● **Exercices**
(a) Les énoncés suivants sont-ils conformes à la critique de The Powder Mage ? (i) L’intrigue se situe dans un monde d’inspiration napoléonienne. (ii) Le monde du roman se distingue seulement par ses armes à feu. (iii) Le système de magie des poudremages a fait rire l’auteur de la critique. Répondez par oui ou par non et citez à l’identique les mots décisifs du texte.
(b) Prolongez la critique de la trilogie The Powder Mage à partir de sa dernière phrase.

● **Texte de lecture**

The Powder Mage est une trilogie de fantasy qui se déroule dans un monde aux allures napoléoniennes, ce qui est d’emblée rafraîchissant quand on est habitué à la fantasy médiéval; bien que la fantasy moderne s’éloigne de plus en plus de cet archétype. En dehors de mon appréciation de l’oeuvre, dont on parlera par la suite, je dois avouer avoir passé un certain temps à me demander comment l’idée du concept est venue à l’esprit de Brian McClellan, notre chef d’orchestre durant cette aventure.
Un concept comme socle

Le monde de ce roman ne se démarque pas uniquement par la présence d’armes à feu, qui viennent apporter une certaine létalité à toutes les confrontations, mais aussi et surtout par ses systèmes de magie assez…particuliers.
De ces derniers, celui qui a provoqué mon hilarité n’est autre que le système de magie utilisé par les individus qui offrent leur nom à la trilogie, les poudremages. Après avoir lu le titre pour la première fois j’avais visualisé un vieil homme aux allures de Gandalf qui ne pouvait utiliser ses pouvoirs qu’en reniflant une ligne de cocaïne. Farfelu n’est-ce-pas?

● **Données fournies**
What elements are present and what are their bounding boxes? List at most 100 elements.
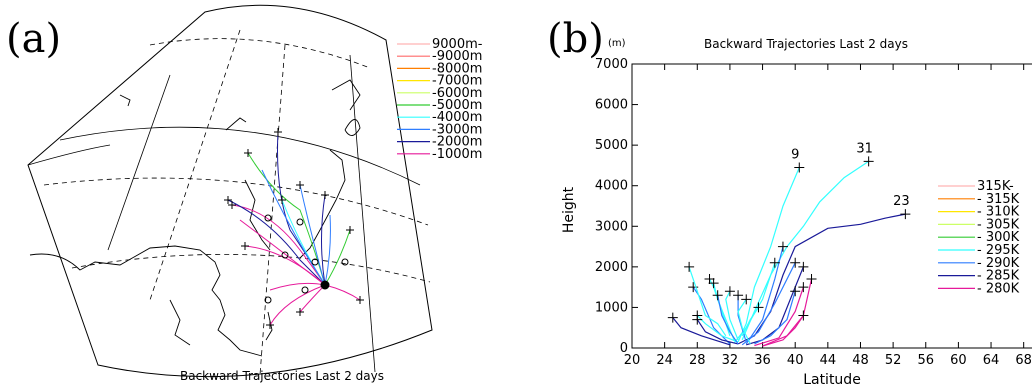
map-coastline bbox=[29, 79, 361, 357]
trajectory-endpoint bbox=[753, 302, 764, 313]
trajectory-line bbox=[741, 262, 796, 346]
y-tick-label: 4000 bbox=[595, 179, 628, 194]
trajectory-line bbox=[713, 282, 735, 341]
y-tick-label: 6000 bbox=[595, 98, 628, 113]
map-legend-label: -2000m bbox=[432, 135, 482, 150]
chart-legend-label: - 305K bbox=[977, 217, 1020, 232]
chart-title: Backward Trajectories Last 2 days bbox=[704, 37, 908, 51]
trajectory-endpoint bbox=[798, 261, 809, 272]
map-legend-label: -7000m bbox=[432, 74, 482, 89]
trajectory-endpoint bbox=[900, 209, 911, 220]
map-legend-label: -4000m bbox=[432, 110, 482, 125]
chart-legend-label: - 295K bbox=[977, 243, 1020, 258]
trajectory-endpoint bbox=[684, 261, 695, 272]
trajectory-line bbox=[737, 213, 906, 345]
panel-a-label: (a) bbox=[6, 16, 61, 62]
trajectory-line bbox=[741, 307, 759, 337]
trajectory-annotation: 9 bbox=[791, 147, 799, 162]
y-tick-label: 7000 bbox=[595, 57, 628, 72]
map-trajectories bbox=[227, 131, 361, 326]
trajectory-endpoint bbox=[741, 294, 752, 305]
x-tick-label: 56 bbox=[917, 353, 934, 368]
trajectory-endpoint bbox=[733, 290, 744, 301]
trajectory-endpoint bbox=[769, 257, 780, 268]
map-legend-label: -6000m bbox=[432, 86, 482, 101]
trajectory-line bbox=[737, 167, 800, 343]
trajectory-line bbox=[762, 278, 813, 347]
trajectory-annotation: 31 bbox=[856, 141, 873, 156]
map-legend: 9000m--9000m-8000m-7000m-6000m-5000m-400… bbox=[397, 37, 483, 162]
chart-legend-label: - 315K bbox=[977, 192, 1020, 207]
panel-b-label: (b) bbox=[547, 16, 604, 62]
map-legend-label: 9000m- bbox=[432, 37, 483, 52]
trajectory-endpoint bbox=[806, 274, 817, 285]
trajectory-endpoint bbox=[692, 314, 703, 325]
trajectory-endpoint bbox=[790, 257, 801, 268]
trajectory-line bbox=[741, 160, 869, 341]
trajectory-line bbox=[762, 315, 804, 347]
panel-a: (a) bbox=[6, 4, 483, 383]
x-tick-label: 32 bbox=[722, 353, 739, 368]
x-tick-label: 60 bbox=[950, 353, 967, 368]
map-graticule bbox=[27, 29, 431, 376]
map-markers bbox=[224, 128, 364, 329]
map-legend-label: -3000m bbox=[432, 122, 482, 137]
trajectory-line bbox=[737, 298, 751, 345]
trajectory-endpoint bbox=[667, 312, 678, 323]
trajectory-endpoint bbox=[863, 156, 874, 167]
plot-area: 20 24 28 32 36 40 44 48 52 56 60 64 68 0 1000 2000 3000 4… bbox=[595, 57, 1032, 368]
x-tick-label: 28 bbox=[689, 353, 706, 368]
trajectory-line bbox=[688, 266, 727, 337]
y-tick-label: 3000 bbox=[595, 219, 628, 234]
x-tick-label: 52 bbox=[885, 353, 902, 368]
y-unit-label: (m) bbox=[608, 38, 626, 49]
trajectory-endpoint bbox=[704, 274, 715, 285]
map-legend-label: -5000m bbox=[432, 98, 482, 113]
y-axis-label: Height bbox=[561, 186, 577, 233]
trajectory-endpoint bbox=[798, 310, 809, 321]
y-tick-label: 0 bbox=[620, 341, 628, 356]
map-frame bbox=[27, 4, 433, 378]
x-tick-label: 24 bbox=[656, 353, 673, 368]
map-legend-label: -1000m bbox=[432, 147, 482, 162]
chart-legend: 315K-- 315K- 310K- 305K- 300K- 295K- 290… bbox=[938, 179, 1020, 296]
y-tick-label: 5000 bbox=[595, 138, 628, 153]
x-tick-label: 36 bbox=[754, 353, 771, 368]
chart-legend-label: - 310K bbox=[977, 205, 1020, 220]
panel-b: (b) (m) Backward Trajectories Last 2 day… bbox=[547, 16, 1032, 388]
y-tick-label: 2000 bbox=[595, 260, 628, 275]
trajectory-endpoint bbox=[708, 278, 719, 289]
map-legend-label: -9000m bbox=[432, 49, 482, 64]
trajectory-endpoint bbox=[724, 286, 735, 297]
trajectory-endpoint bbox=[790, 286, 801, 297]
x-tick-label: 68 bbox=[1015, 353, 1032, 368]
trajectory-endpoint bbox=[712, 290, 723, 301]
trajectory-annotation: 23 bbox=[893, 194, 910, 209]
chart-legend-label: - 290K bbox=[977, 256, 1020, 271]
trajectory-endpoint bbox=[688, 282, 699, 293]
trajectory-endpoint bbox=[777, 241, 788, 252]
trajectory-endpoint bbox=[798, 282, 809, 293]
x-tick-label: 44 bbox=[820, 353, 837, 368]
chart-legend-label: - 300K bbox=[977, 230, 1020, 245]
x-axis-label: Latitude bbox=[803, 372, 861, 388]
trajectory-endpoint bbox=[794, 162, 805, 173]
chart-legend-label: 315K- bbox=[977, 179, 1014, 194]
map-title: Backward Trajectories Last 2 days bbox=[180, 369, 384, 383]
trajectory-line bbox=[696, 319, 739, 345]
trajectory-line bbox=[754, 291, 796, 345]
y-tick-label: 1000 bbox=[595, 300, 628, 315]
map-legend-label: -8000m bbox=[432, 61, 482, 76]
trajectory-line bbox=[754, 286, 804, 347]
trajectory-line bbox=[672, 317, 731, 346]
x-tick-label: 40 bbox=[787, 353, 804, 368]
trajectory-line bbox=[725, 290, 739, 341]
chart-legend-label: - 285K bbox=[977, 269, 1020, 284]
x-tick-label: 20 bbox=[624, 353, 641, 368]
x-tick-label: 48 bbox=[852, 353, 869, 368]
trajectory-line bbox=[717, 295, 739, 345]
plot-frame bbox=[631, 63, 1032, 349]
x-tick-label: 64 bbox=[983, 353, 1000, 368]
chart-legend-label: - 280K bbox=[977, 281, 1020, 296]
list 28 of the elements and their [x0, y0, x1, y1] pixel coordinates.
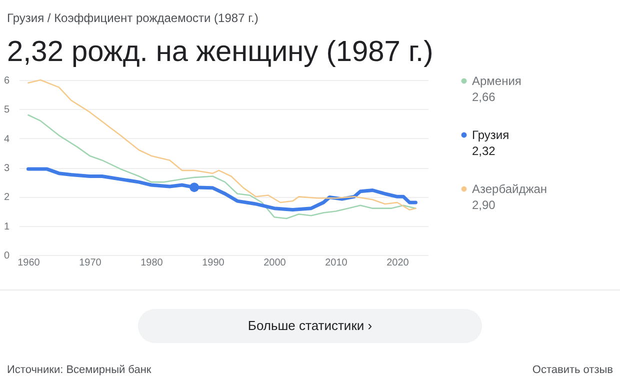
x-tick-label: 1980	[140, 258, 164, 268]
y-tick-label: 2	[4, 192, 10, 204]
legend-label: Грузия	[472, 128, 510, 142]
line-series	[28, 114, 416, 220]
y-tick-label: 1	[4, 221, 10, 232]
y-tick-label: 5	[4, 104, 10, 116]
text: Оставить отзыв	[532, 364, 614, 376]
text: 2,90	[472, 198, 496, 212]
x-tick-label: 2020	[386, 258, 410, 268]
x-tick-label: 2000	[264, 258, 286, 268]
x-tick-label: 1990	[202, 258, 225, 268]
legend-label: Азербайджан	[472, 182, 548, 196]
line-series	[28, 79, 416, 210]
y-tick-label: 0	[4, 250, 10, 262]
chart-subtitle: Грузия / Коэффициент рождаемости (1987 г.)	[7, 11, 258, 25]
text: 2,32	[472, 144, 496, 158]
chart-title: 2,32 рожд. на женщину (1987 г.)	[7, 36, 434, 68]
line-series	[26, 167, 418, 212]
y-tick-label: 4	[4, 134, 10, 145]
text: 2,66	[472, 90, 496, 104]
y-tick-label: 3	[4, 163, 10, 174]
text: Больше статистики ›	[248, 318, 372, 333]
legend-label: Армения	[472, 74, 522, 88]
x-tick-label: 1970	[79, 258, 102, 268]
y-tick-label: 6	[4, 76, 10, 86]
x-tick-label: 1960	[18, 258, 40, 268]
x-tick-label: 2010	[325, 258, 348, 268]
text: Источники: Всемирный банк	[7, 364, 152, 376]
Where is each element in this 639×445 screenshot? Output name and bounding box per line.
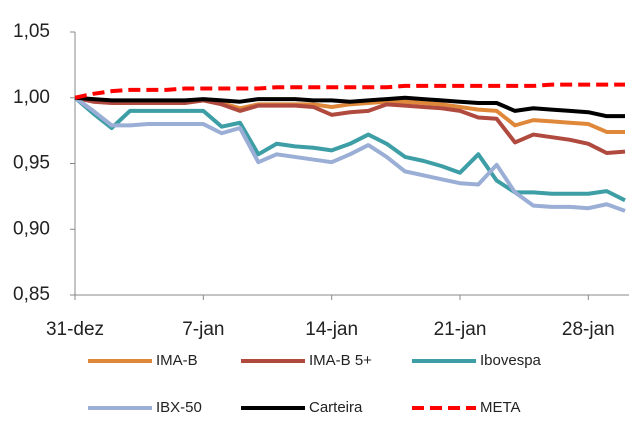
series-line bbox=[74, 95, 625, 119]
series-line bbox=[74, 95, 626, 155]
legend-label: META bbox=[480, 399, 521, 416]
legend-label: IBX-50 bbox=[156, 399, 202, 416]
x-tick-label: 28-jan bbox=[562, 319, 615, 340]
legend-label: IMA-B bbox=[156, 352, 198, 369]
x-tick-label: 14-jan bbox=[305, 319, 358, 340]
y-tick-label: 1,05 bbox=[13, 21, 50, 42]
x-tick-label: 31-dez bbox=[46, 319, 104, 340]
y-tick-label: 0,95 bbox=[13, 153, 50, 174]
y-tick-label: 0,85 bbox=[13, 284, 50, 305]
series-line bbox=[74, 82, 625, 100]
y-tick-label: 1,00 bbox=[13, 87, 50, 108]
x-tick-label: 21-jan bbox=[434, 319, 487, 340]
series-line bbox=[73, 96, 626, 213]
series-line bbox=[73, 96, 626, 203]
x-tick-label: 7-jan bbox=[182, 319, 224, 340]
legend-label: Ibovespa bbox=[480, 352, 542, 369]
legend-label: Carteira bbox=[309, 399, 363, 416]
legend-label: IMA-B 5+ bbox=[309, 352, 372, 369]
y-tick-label: 0,90 bbox=[13, 218, 50, 239]
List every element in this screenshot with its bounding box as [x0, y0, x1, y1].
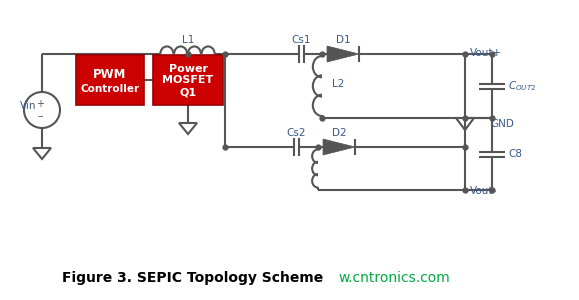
Text: Vout-: Vout-: [470, 186, 497, 196]
Text: MOSFET: MOSFET: [162, 75, 214, 85]
Text: w.cntronics.com: w.cntronics.com: [338, 271, 450, 285]
Text: L2: L2: [332, 79, 344, 89]
Text: $C_{OUT2}$: $C_{OUT2}$: [508, 79, 537, 93]
Text: D1: D1: [336, 35, 350, 45]
Text: –: –: [37, 111, 43, 121]
Text: Power: Power: [168, 64, 207, 74]
Bar: [153, 55, 223, 105]
Text: GND: GND: [490, 119, 514, 129]
Text: Q1: Q1: [179, 88, 196, 98]
Text: Cs2: Cs2: [287, 128, 306, 138]
Text: Controller: Controller: [80, 83, 140, 94]
Text: Vout+: Vout+: [470, 48, 502, 58]
Text: D2: D2: [332, 128, 346, 138]
Text: C8: C8: [508, 149, 522, 159]
Text: PWM: PWM: [93, 68, 127, 80]
Polygon shape: [323, 139, 355, 155]
Text: Figure 3. SEPIC Topology Scheme: Figure 3. SEPIC Topology Scheme: [63, 271, 324, 285]
Text: Cs1: Cs1: [291, 35, 311, 45]
Polygon shape: [327, 46, 359, 62]
Text: Vin: Vin: [20, 101, 36, 111]
Bar: [76, 55, 144, 105]
Text: L1: L1: [182, 35, 194, 45]
Text: +: +: [36, 99, 44, 109]
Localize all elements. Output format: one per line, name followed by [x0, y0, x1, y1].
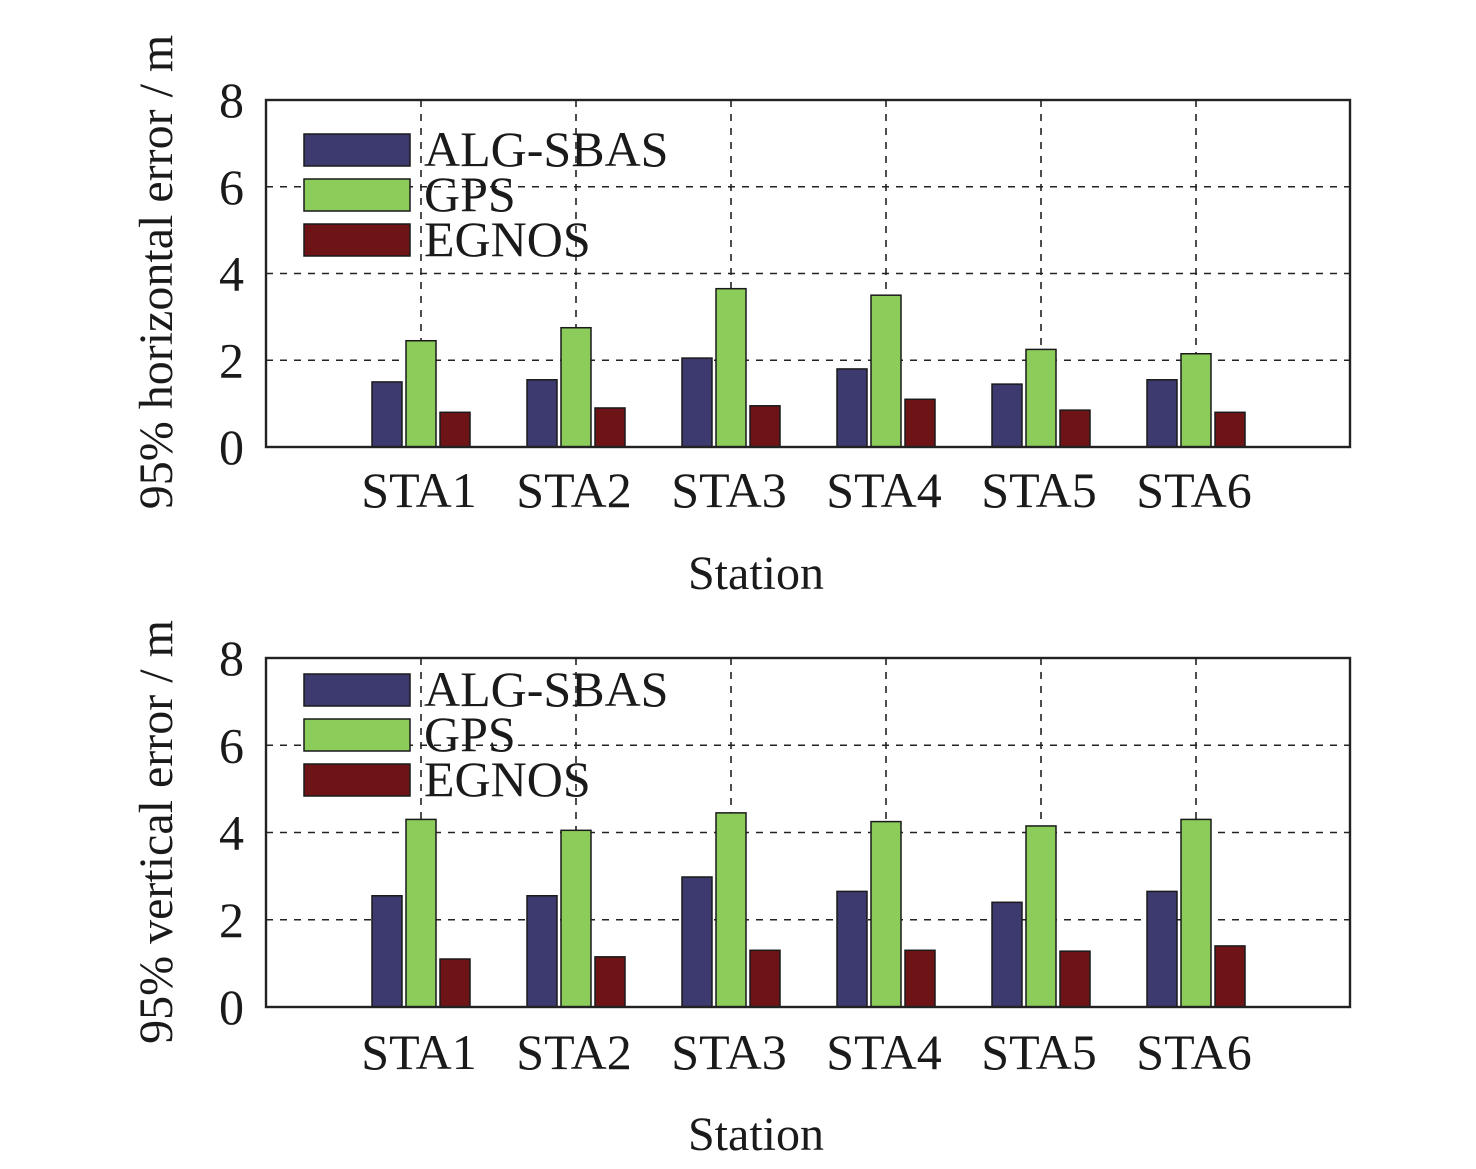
bar-gps-sta5 — [1025, 825, 1057, 1008]
x-tick-label: STA3 — [671, 462, 786, 518]
legend-label-alg-sbas: ALG-SBAS — [424, 661, 668, 717]
legend-label-alg-sbas: ALG-SBAS — [424, 121, 668, 177]
bar-alg-sbas-sta1 — [371, 381, 403, 448]
legend-label-egnos: EGNOS — [424, 211, 591, 267]
x-tick-label: STA6 — [1136, 1024, 1251, 1080]
bar-alg-sbas-sta4 — [836, 368, 868, 448]
x-tick-label: STA1 — [361, 1024, 476, 1080]
bar-gps-sta1 — [405, 339, 437, 448]
bar-gps-sta5 — [1025, 348, 1057, 448]
bar-egnos-sta1 — [439, 411, 471, 448]
bar-gps-sta2 — [560, 829, 592, 1008]
x-tick-label: STA4 — [826, 1024, 941, 1080]
y-axis-title: 95% vertical error / m — [130, 620, 183, 1044]
y-tick-label: 6 — [219, 159, 244, 215]
bar-egnos-sta6 — [1214, 945, 1246, 1008]
bar-egnos-sta6 — [1214, 411, 1246, 448]
y-tick-label: 2 — [219, 892, 244, 948]
bar-egnos-sta5 — [1059, 950, 1091, 1008]
bar-alg-sbas-sta3 — [681, 876, 713, 1008]
plot-frame — [264, 98, 1352, 449]
x-tick-label: STA6 — [1136, 462, 1251, 518]
x-axis-title: Station — [688, 547, 824, 600]
bar-alg-sbas-sta6 — [1146, 890, 1178, 1008]
legend-label-gps: GPS — [424, 166, 516, 222]
bar-egnos-sta5 — [1059, 409, 1091, 448]
bar-egnos-sta3 — [749, 405, 781, 448]
legend-swatch-egnos — [303, 223, 411, 257]
y-tick-label: 4 — [219, 246, 244, 302]
bar-egnos-sta2 — [594, 956, 626, 1008]
y-tick-label: 4 — [219, 805, 244, 861]
legend-label-egnos: EGNOS — [424, 751, 591, 807]
bar-gps-sta4 — [870, 294, 902, 448]
x-tick-label: STA4 — [826, 462, 941, 518]
bar-gps-sta2 — [560, 326, 592, 448]
y-tick-label: 0 — [219, 979, 244, 1035]
horizontal-error-panel: 0 2 4 6 8 STA1 STA2 STA3 STA4 STA5 STA6 Station 95% … — [130, 35, 1352, 600]
x-tick-label: STA1 — [361, 462, 476, 518]
bars — [371, 287, 1246, 448]
bars — [371, 812, 1246, 1008]
bar-egnos-sta2 — [594, 407, 626, 448]
bar-alg-sbas-sta6 — [1146, 379, 1178, 448]
x-tick-label: STA2 — [516, 462, 631, 518]
y-tick-label: 8 — [219, 72, 244, 128]
y-tick-label: 2 — [219, 332, 244, 388]
bar-egnos-sta1 — [439, 958, 471, 1008]
legend-swatch-gps — [303, 718, 411, 752]
legend-swatch-gps — [303, 178, 411, 212]
grid — [266, 100, 1350, 447]
legend-swatch-alg-sbas — [303, 133, 411, 167]
y-tick-label: 0 — [219, 419, 244, 475]
y-axis-title: 95% horizontal error / m — [130, 35, 183, 510]
bar-gps-sta3 — [715, 812, 747, 1008]
bar-egnos-sta4 — [904, 398, 936, 448]
vertical-error-panel: 0 2 4 6 8 STA1 STA2 STA3 STA4 STA5 STA6 Station 95% … — [130, 620, 1352, 1161]
y-tick-label: 8 — [219, 630, 244, 686]
bar-alg-sbas-sta4 — [836, 890, 868, 1008]
bar-gps-sta6 — [1180, 352, 1212, 448]
bar-alg-sbas-sta1 — [371, 895, 403, 1008]
x-tick-label: STA2 — [516, 1024, 631, 1080]
bar-gps-sta1 — [405, 818, 437, 1008]
bar-alg-sbas-sta2 — [526, 379, 558, 448]
bar-gps-sta6 — [1180, 818, 1212, 1008]
legend-label-gps: GPS — [424, 706, 516, 762]
legend-swatch-alg-sbas — [303, 673, 411, 707]
bar-alg-sbas-sta2 — [526, 895, 558, 1008]
bar-egnos-sta4 — [904, 949, 936, 1008]
x-axis-title: Station — [688, 1108, 824, 1161]
y-tick-label: 6 — [219, 717, 244, 773]
x-tick-label: STA3 — [671, 1024, 786, 1080]
plot-frame — [264, 656, 1352, 1009]
bar-alg-sbas-sta5 — [991, 901, 1023, 1008]
bar-alg-sbas-sta3 — [681, 357, 713, 448]
x-tick-label: STA5 — [981, 1024, 1096, 1080]
bar-alg-sbas-sta5 — [991, 383, 1023, 448]
x-tick-label: STA5 — [981, 462, 1096, 518]
bar-gps-sta4 — [870, 820, 902, 1008]
bar-gps-sta3 — [715, 287, 747, 448]
legend-swatch-egnos — [303, 763, 411, 797]
bar-egnos-sta3 — [749, 949, 781, 1008]
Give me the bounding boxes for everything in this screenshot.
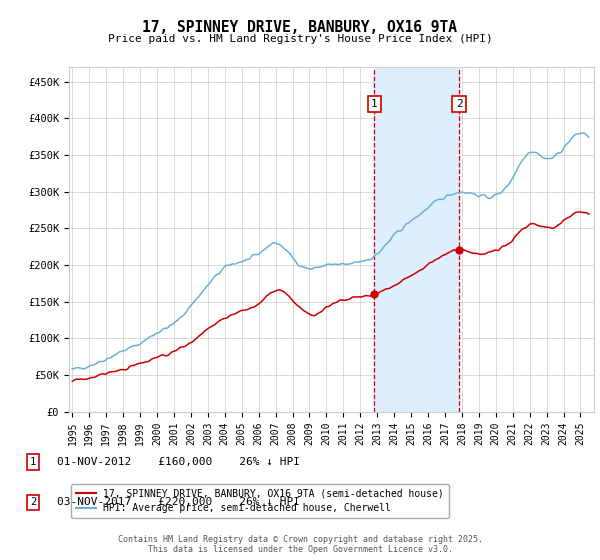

● **Corrigés**
(a)
(i) Oui : « se déroule dans un monde aux allures napoléoniennes ».
(ii) Non : « ne se démarque pas uniquement par la présence d’armes à feu ».
(iii) Oui : « celui qui a provoqué mon hilarité n’est autre que le système de magie utilisé par les individus qui offrent leur nom à la trilogie, les poudremages ».

(b)
Imaginez alors ma surprise quand je découvre que non seulement je n’étais pas loin de la vérité, mais que Gandalf avait simplement échangé son bâton pour un fusil et qu’il sniffait non pas de la cocaïne (ne faites pas ça les enfants), mais de la poudre à canon (si vous réussissez à mettre la main dessus…ne faites quand-même pas ça). Dès que j’ai fini cette revue je vais de fait sur le site de l’auteur pour en apprendre plus sur comment l’idée lui est venu et me purger de cette image de Gandalf reniflant une ligne.
Désolé si je m’égare mais je me devais de vous mettre en condition. Je ne voyais pas d’autre moyen de vous introduire à ce système de magie des plus… déroutants. Pour les amoureux de grands spectacles de lumière, de feu, de glace, etc…rassurez-vous il y a un autre système de magie qui vient s’ajouter à celui des poudremages.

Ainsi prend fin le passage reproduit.